TASK DETAILS:
Copy each line below in which the string "xlabel" occurs.

%%

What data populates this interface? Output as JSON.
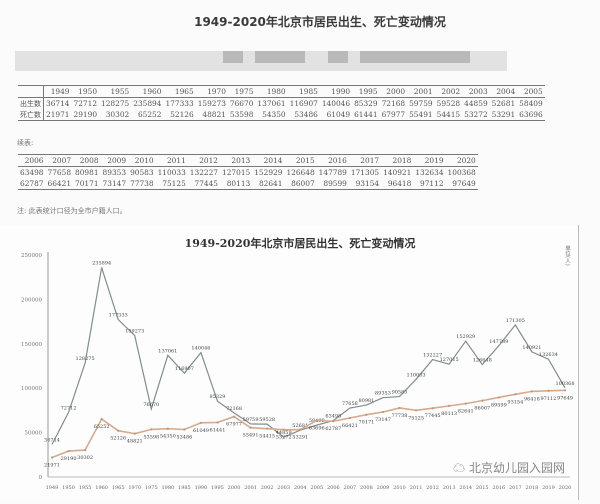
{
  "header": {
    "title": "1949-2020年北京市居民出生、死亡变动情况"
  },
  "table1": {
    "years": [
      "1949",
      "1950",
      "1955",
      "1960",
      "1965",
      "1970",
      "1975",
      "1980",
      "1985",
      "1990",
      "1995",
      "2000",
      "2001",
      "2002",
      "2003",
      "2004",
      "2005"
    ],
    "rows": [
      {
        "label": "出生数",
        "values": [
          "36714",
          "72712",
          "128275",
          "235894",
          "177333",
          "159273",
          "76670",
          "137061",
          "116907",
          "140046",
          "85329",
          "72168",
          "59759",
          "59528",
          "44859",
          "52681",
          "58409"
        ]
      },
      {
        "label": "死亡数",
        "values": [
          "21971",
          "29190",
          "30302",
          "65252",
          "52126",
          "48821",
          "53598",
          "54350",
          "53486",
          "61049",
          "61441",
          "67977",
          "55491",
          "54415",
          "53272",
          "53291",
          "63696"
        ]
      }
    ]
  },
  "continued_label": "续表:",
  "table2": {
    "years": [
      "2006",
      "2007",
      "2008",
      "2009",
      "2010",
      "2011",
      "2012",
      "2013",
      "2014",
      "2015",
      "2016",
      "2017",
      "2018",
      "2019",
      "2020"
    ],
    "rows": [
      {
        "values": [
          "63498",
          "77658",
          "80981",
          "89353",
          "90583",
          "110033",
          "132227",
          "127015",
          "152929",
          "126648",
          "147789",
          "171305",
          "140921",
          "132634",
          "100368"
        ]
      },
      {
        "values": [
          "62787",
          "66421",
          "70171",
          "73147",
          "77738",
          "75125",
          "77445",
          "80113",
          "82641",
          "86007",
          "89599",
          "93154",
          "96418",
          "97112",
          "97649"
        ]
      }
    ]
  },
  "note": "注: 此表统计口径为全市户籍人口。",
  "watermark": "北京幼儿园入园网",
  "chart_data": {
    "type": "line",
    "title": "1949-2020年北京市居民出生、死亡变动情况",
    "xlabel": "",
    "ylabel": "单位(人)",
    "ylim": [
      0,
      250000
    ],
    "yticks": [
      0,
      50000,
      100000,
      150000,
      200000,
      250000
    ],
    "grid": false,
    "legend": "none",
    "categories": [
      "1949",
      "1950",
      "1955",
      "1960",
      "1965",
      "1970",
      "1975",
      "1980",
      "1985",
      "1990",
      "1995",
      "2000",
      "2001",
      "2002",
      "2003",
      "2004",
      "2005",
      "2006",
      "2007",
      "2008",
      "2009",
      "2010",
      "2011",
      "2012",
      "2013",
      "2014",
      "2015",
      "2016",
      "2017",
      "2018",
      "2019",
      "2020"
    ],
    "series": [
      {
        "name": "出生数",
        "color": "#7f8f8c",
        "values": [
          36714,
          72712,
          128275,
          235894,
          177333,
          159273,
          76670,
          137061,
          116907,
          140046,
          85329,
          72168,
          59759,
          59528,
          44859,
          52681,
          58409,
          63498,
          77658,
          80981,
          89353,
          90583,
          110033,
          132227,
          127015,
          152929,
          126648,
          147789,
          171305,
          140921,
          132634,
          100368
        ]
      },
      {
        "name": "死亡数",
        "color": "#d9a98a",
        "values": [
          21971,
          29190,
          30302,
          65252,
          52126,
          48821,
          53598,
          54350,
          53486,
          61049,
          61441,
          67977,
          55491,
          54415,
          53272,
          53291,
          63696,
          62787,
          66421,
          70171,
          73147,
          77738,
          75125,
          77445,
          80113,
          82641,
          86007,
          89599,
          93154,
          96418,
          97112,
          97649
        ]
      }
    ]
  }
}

%%
%%

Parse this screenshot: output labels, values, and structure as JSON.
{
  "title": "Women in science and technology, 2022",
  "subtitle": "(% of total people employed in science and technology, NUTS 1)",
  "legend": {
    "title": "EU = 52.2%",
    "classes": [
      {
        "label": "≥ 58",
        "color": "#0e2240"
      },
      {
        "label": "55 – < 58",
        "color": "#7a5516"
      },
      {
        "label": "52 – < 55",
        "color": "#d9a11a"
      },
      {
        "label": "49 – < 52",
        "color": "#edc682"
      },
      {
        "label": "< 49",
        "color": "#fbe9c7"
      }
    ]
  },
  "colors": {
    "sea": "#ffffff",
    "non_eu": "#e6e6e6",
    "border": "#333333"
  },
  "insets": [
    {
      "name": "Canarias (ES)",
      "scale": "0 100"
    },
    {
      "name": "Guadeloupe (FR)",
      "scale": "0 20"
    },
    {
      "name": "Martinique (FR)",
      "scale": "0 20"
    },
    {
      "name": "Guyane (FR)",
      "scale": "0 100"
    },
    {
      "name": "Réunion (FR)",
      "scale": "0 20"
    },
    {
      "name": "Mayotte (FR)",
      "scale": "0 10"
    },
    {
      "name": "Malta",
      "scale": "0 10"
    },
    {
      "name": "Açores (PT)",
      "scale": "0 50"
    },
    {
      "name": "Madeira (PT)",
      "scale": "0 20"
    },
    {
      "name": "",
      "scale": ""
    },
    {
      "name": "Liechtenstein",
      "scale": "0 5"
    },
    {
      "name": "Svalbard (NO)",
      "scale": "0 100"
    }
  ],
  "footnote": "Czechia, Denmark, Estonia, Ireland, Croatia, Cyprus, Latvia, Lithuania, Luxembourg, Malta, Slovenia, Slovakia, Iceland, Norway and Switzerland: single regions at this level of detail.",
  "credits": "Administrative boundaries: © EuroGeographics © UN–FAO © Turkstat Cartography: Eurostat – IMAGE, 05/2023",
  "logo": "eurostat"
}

%%
%%

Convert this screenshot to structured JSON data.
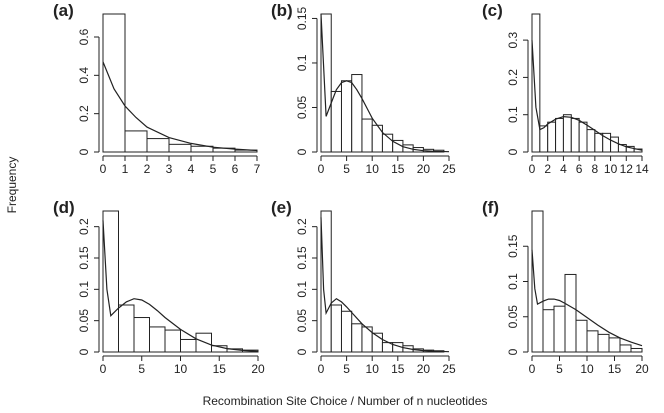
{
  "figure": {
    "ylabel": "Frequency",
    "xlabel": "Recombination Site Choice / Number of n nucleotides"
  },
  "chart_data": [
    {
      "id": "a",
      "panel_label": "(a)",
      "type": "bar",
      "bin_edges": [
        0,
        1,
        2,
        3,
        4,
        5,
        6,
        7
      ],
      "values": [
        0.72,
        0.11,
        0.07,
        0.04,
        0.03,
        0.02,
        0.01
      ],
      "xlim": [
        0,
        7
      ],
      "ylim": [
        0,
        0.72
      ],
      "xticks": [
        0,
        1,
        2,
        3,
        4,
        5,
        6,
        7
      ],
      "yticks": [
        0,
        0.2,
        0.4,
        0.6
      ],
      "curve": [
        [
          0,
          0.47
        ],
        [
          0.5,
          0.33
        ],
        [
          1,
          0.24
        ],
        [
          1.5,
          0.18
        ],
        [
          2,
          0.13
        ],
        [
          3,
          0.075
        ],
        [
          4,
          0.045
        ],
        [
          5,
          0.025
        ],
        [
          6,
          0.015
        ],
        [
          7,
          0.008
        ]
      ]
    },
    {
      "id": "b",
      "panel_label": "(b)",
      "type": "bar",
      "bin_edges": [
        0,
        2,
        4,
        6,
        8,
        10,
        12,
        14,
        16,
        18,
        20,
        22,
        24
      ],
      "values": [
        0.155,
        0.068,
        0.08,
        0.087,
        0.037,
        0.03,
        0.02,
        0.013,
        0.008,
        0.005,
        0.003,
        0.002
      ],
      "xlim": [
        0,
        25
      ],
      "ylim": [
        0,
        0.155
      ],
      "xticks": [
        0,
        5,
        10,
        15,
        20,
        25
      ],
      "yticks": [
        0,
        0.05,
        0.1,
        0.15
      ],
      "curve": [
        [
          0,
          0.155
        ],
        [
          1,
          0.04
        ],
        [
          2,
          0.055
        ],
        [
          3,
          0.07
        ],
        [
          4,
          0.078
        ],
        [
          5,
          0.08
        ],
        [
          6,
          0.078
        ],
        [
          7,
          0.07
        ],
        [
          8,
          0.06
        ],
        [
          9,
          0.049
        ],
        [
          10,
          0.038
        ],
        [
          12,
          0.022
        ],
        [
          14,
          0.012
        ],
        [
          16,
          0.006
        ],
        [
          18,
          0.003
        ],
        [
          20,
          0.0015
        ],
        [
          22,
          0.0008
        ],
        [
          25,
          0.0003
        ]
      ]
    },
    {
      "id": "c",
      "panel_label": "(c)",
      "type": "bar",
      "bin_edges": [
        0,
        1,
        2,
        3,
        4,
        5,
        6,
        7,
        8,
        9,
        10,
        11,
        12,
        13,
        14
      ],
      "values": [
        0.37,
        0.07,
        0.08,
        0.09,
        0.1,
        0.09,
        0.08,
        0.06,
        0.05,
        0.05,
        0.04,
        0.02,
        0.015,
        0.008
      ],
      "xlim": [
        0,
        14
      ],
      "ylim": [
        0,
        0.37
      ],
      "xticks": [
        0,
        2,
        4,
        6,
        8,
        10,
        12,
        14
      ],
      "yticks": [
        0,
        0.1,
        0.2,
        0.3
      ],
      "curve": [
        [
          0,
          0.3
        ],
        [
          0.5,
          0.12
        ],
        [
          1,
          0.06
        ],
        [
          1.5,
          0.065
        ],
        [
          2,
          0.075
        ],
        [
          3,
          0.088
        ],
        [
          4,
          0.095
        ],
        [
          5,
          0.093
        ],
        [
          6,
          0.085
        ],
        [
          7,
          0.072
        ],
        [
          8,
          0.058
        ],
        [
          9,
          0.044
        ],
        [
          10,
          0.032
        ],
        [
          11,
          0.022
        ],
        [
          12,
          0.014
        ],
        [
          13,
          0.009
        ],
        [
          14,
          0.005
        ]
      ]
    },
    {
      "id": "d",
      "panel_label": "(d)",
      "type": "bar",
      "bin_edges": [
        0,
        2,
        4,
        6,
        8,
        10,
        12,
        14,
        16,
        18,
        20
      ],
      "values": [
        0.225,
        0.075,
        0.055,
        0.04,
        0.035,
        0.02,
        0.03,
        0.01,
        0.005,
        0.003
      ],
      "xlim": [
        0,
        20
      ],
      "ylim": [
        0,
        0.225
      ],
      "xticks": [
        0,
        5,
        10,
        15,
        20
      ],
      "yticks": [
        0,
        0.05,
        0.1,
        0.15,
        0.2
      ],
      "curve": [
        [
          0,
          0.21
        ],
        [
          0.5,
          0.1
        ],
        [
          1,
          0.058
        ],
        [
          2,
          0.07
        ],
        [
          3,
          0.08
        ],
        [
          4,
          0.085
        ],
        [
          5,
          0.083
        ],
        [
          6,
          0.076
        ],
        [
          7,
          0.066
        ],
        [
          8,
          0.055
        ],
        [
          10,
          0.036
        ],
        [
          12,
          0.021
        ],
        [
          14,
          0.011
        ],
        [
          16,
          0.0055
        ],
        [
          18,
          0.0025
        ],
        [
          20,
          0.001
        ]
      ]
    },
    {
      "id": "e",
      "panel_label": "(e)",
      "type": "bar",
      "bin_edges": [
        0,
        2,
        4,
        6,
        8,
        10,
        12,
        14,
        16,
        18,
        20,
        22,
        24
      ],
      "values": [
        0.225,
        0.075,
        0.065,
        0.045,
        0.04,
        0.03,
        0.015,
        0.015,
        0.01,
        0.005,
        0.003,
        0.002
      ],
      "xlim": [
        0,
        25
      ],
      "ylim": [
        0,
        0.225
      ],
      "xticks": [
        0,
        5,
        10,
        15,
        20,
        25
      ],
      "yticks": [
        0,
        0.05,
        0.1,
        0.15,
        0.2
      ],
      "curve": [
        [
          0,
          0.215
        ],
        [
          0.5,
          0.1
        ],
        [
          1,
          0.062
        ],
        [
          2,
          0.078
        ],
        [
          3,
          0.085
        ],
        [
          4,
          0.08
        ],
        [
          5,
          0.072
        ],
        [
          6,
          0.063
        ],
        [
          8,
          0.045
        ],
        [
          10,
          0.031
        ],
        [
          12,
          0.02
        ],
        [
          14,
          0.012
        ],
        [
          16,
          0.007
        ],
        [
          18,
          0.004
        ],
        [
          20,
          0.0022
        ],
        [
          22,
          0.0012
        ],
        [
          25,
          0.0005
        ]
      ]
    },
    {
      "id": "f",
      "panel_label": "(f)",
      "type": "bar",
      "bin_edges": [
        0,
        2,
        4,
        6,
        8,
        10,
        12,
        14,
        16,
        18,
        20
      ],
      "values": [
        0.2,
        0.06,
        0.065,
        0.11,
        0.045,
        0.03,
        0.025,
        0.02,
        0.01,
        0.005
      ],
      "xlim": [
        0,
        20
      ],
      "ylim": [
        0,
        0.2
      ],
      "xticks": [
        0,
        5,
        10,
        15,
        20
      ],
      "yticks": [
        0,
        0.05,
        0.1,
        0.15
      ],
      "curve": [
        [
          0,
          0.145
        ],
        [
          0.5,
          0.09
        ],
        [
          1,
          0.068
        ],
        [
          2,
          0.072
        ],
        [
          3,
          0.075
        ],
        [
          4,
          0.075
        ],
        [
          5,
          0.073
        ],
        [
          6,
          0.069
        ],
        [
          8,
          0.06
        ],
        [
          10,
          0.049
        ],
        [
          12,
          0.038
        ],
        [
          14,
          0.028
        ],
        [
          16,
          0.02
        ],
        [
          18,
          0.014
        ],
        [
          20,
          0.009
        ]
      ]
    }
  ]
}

%%

PROBLEM SOLUTION:
    "xlabel": "",
    "xlabel": "Recombination Site Choice / Number of n nucleotides"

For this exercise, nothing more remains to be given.